### Set task
Tally all lines containing the word "computers". Give the number alone.

### Records supplied
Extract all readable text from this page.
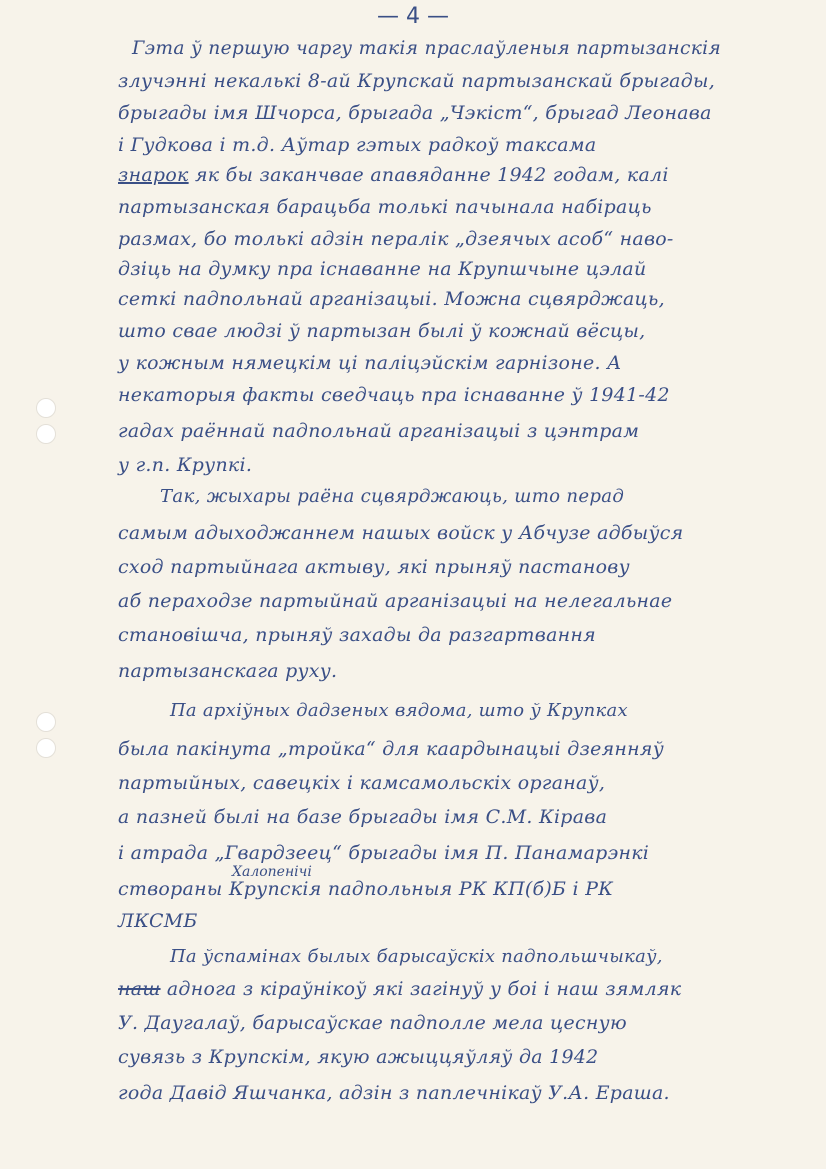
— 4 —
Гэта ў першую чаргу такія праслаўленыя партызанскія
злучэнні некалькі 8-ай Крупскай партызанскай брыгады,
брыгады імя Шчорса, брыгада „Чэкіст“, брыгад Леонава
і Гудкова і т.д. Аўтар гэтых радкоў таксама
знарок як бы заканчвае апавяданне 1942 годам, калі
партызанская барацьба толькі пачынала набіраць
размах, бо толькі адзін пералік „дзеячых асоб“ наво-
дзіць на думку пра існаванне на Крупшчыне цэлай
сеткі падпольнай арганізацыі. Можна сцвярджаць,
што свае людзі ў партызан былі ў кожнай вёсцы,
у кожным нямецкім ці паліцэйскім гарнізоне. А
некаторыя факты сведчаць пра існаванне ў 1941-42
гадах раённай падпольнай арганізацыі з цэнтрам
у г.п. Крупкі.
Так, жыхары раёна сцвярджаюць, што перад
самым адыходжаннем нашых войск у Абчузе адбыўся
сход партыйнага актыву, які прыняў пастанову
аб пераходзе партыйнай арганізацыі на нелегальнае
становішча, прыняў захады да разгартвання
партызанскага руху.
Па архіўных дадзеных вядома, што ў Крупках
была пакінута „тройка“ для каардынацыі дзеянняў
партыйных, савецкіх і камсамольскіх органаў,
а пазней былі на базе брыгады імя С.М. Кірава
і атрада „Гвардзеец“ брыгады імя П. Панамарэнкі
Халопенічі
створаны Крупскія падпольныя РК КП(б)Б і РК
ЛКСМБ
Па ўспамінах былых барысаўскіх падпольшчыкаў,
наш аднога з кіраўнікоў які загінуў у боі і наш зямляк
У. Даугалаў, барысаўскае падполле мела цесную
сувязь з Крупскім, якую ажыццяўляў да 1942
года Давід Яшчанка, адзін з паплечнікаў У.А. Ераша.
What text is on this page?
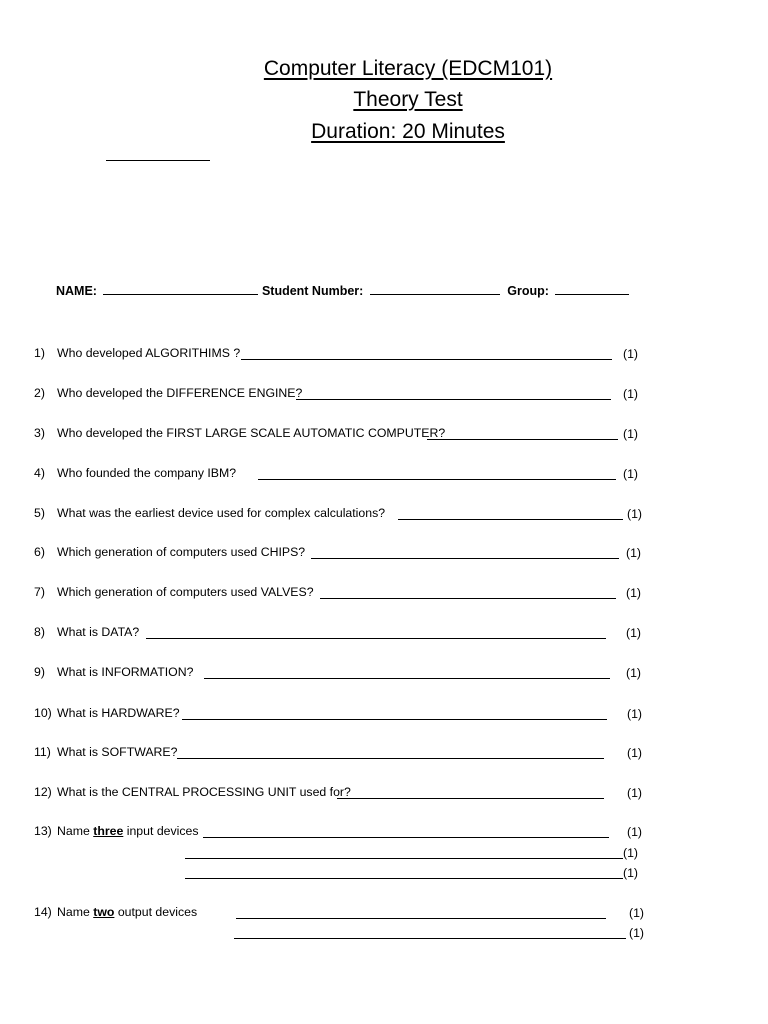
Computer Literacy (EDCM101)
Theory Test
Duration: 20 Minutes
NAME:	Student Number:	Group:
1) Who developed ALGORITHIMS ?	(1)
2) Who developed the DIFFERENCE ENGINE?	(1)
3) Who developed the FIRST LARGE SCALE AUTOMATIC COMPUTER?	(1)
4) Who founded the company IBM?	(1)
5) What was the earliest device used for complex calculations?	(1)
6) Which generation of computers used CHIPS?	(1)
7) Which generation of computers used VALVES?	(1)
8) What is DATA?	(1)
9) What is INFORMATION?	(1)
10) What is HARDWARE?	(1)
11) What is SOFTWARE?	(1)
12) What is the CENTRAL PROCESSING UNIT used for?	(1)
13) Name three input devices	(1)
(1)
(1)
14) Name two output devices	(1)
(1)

### Response for this exercise
2